Figure contents as structured data
--

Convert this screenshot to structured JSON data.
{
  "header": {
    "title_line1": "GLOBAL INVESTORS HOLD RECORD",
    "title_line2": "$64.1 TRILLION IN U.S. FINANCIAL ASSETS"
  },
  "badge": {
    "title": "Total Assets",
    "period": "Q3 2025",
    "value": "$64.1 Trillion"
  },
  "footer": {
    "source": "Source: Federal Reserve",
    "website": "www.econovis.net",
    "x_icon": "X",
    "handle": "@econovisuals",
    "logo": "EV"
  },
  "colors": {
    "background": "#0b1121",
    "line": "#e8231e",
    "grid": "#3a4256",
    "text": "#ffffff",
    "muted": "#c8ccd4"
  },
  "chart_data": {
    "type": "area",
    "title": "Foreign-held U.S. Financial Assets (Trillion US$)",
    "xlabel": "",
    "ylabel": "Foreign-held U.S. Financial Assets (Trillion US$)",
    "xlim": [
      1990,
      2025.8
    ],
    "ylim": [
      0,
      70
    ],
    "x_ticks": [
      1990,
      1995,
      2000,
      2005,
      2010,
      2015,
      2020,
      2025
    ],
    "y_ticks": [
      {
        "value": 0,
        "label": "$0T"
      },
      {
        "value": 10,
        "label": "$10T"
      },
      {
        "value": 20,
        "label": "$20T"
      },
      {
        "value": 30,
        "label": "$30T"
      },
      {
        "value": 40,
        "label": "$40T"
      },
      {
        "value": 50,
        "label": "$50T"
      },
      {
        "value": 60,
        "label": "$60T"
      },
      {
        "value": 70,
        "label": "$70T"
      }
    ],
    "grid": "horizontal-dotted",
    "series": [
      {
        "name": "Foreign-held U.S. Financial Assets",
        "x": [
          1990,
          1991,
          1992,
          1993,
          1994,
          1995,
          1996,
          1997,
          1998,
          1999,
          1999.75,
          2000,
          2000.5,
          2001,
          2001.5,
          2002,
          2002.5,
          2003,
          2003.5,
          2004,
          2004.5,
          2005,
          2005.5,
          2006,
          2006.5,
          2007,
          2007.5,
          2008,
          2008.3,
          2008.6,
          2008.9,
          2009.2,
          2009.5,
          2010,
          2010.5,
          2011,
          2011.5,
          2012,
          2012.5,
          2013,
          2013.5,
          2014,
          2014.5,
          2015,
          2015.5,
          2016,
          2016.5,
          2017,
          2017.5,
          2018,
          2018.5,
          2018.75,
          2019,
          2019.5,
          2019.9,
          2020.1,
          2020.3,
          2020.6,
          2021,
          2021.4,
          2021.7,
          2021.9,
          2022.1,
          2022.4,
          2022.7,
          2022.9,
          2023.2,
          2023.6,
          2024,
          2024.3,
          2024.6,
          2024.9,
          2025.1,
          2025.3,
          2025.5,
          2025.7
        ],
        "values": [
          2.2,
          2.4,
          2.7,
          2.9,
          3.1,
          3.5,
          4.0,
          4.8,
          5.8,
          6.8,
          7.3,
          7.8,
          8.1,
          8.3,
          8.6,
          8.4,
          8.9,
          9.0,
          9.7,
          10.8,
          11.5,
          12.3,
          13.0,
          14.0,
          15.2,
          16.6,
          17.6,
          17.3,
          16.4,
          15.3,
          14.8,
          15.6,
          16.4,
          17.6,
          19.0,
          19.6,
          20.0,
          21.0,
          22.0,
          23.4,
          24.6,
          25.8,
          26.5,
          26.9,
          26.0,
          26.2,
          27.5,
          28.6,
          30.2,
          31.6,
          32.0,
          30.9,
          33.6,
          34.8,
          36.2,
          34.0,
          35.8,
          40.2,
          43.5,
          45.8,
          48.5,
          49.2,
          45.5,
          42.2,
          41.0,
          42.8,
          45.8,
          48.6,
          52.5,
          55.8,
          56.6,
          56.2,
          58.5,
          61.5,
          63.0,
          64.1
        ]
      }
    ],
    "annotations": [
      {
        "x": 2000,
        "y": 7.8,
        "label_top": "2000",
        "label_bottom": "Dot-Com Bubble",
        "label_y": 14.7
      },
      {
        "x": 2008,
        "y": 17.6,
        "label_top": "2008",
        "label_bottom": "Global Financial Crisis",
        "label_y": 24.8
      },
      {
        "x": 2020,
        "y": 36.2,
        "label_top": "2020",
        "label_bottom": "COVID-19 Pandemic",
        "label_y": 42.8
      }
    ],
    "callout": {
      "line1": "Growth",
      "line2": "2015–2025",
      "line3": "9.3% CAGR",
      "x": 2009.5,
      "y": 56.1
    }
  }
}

--

Give the count of lines that hold the word "Foreign", with nothing added.

3